(Saved data entries)
•••
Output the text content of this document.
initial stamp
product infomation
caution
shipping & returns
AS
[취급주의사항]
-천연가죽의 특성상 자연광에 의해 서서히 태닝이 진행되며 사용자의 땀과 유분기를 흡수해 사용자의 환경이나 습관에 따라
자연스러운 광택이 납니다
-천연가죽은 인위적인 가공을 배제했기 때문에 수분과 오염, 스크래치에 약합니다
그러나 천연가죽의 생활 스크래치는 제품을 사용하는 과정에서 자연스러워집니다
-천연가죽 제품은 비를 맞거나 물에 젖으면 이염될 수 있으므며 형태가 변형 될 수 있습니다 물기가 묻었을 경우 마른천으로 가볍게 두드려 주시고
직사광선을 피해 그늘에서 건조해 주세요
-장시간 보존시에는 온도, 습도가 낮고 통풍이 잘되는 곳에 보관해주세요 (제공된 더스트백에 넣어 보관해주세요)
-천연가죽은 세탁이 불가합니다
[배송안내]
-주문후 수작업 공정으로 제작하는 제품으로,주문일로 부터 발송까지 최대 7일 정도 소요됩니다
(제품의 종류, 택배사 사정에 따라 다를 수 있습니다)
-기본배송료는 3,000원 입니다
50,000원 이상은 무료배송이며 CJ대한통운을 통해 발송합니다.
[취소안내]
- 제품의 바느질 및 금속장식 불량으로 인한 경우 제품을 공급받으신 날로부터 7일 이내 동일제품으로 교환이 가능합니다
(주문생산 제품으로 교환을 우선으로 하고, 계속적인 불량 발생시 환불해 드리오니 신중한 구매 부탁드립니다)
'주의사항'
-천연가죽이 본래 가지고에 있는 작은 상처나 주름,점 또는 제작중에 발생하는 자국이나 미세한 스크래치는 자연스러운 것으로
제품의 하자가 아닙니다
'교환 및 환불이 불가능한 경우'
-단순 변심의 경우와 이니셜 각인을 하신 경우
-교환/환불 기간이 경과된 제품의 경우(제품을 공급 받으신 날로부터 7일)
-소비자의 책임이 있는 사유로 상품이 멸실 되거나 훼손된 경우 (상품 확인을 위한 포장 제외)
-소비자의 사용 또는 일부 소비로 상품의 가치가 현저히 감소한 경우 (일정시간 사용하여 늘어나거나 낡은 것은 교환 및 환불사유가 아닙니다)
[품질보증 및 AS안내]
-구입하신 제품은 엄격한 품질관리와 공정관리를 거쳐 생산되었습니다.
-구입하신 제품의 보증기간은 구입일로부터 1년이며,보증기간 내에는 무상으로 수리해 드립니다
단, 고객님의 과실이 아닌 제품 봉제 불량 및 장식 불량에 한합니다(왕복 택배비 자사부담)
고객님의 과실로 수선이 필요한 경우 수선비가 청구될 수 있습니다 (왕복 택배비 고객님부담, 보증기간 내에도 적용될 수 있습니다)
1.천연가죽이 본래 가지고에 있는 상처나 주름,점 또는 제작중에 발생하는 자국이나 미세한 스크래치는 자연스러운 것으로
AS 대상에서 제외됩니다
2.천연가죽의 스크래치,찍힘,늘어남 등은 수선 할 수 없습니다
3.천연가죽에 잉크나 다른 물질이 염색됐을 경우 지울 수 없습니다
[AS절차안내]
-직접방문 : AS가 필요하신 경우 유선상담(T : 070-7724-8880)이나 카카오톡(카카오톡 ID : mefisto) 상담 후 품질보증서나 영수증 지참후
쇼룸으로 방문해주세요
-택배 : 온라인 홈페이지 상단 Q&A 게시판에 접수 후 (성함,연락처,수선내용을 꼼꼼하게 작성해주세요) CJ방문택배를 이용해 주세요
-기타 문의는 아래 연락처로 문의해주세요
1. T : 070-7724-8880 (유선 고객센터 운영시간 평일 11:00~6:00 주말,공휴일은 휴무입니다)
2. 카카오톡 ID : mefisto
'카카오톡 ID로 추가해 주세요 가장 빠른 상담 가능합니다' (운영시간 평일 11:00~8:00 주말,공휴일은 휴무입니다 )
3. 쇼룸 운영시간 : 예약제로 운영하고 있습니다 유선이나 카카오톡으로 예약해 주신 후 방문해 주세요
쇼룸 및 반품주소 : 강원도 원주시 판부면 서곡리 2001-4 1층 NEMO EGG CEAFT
•••
GIVEN EXERCISE — Only the number is wanted: how many lines above include the word "구입하신"?

OUTPUT OF THE TASK — 2